Items >>
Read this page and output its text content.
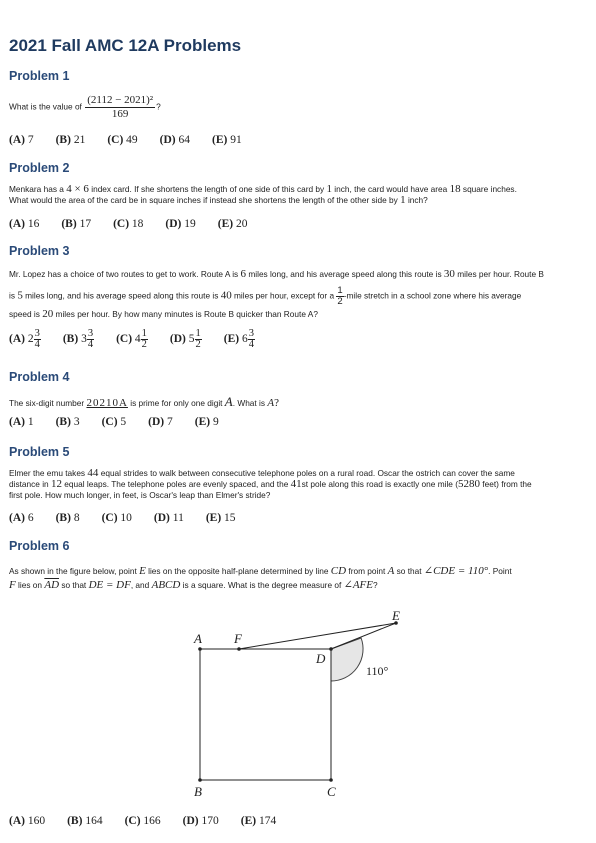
2021 Fall AMC 12A Problems
Problem 1
What is the value of $\frac{\text{(2112 − 2021)²}}{169}$ ?
(A) 7 (B) 21 (C) 49 (D) 64 (E) 91
Problem 2
Menkara has a 4 × 6 index card. If she shortens the length of one side of this card by 1 inch, the card would have area 18 square inches.
What would the area of the card be in square inches if instead she shortens the length of the other side by 1 inch?
(A) 16 (B) 17 (C) 18 (D) 19 (E) 20
Problem 3
Mr. Lopez has a choice of two routes to get to work. Route A is 6 miles long, and his average speed along this route is 30 miles per hour. Route B
is 5 miles long, and his average speed along this route is 40 miles per hour, except for a $\frac{1}{2}$ -mile stretch in a school zone where his average
speed is 20 miles per hour. By how many minutes is Route B quicker than Route A?
(A) $2 \frac{3}{4} (B)$ $3 \frac{3}{4} (C)$ $4 \frac{1}{2} (D)$ $5 \frac{1}{2} (E)$ $6 \frac{3}{4}$
Problem 4
The six-digit number 20210A is prime for only one digit A. What is A?
(A) 1 (B) 3 (C) 5 (D) 7 (E) 9
Problem 5
Elmer the emu takes 44 equal strides to walk between consecutive telephone poles on a rural road. Oscar the ostrich can cover the same
distance in 12 equal leaps. The telephone poles are evenly spaced, and the 41st pole along this road is exactly one mile (5280 feet) from the
first pole. How much longer, in feet, is Oscar's leap than Elmer's stride?
(A) 6 (B) 8 (C) 10 (D) 11 (E) 15
Problem 6
As shown in the figure below, point E lies on the opposite half-plane determined by line CD from point A so that ∠CDE = 110°. Point
F lies on $\overline{AD}$ so that DE = DF, and ABCD is a square. What is the degree measure of ∠AFE?
A F
D
E
B	C
110°
(A) 160 (B) 164 (C) 166 (D) 170 (E) 174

Problem >>
Locate and copy each line in the data above that includes the word "feet".

Task result >>
distance in 12 equal leaps. The telephone poles are evenly spaced, and the 41st pole along this road is exactly one mile (5280 feet) from the
first pole. How much longer, in feet, is Oscar's leap than Elmer's stride?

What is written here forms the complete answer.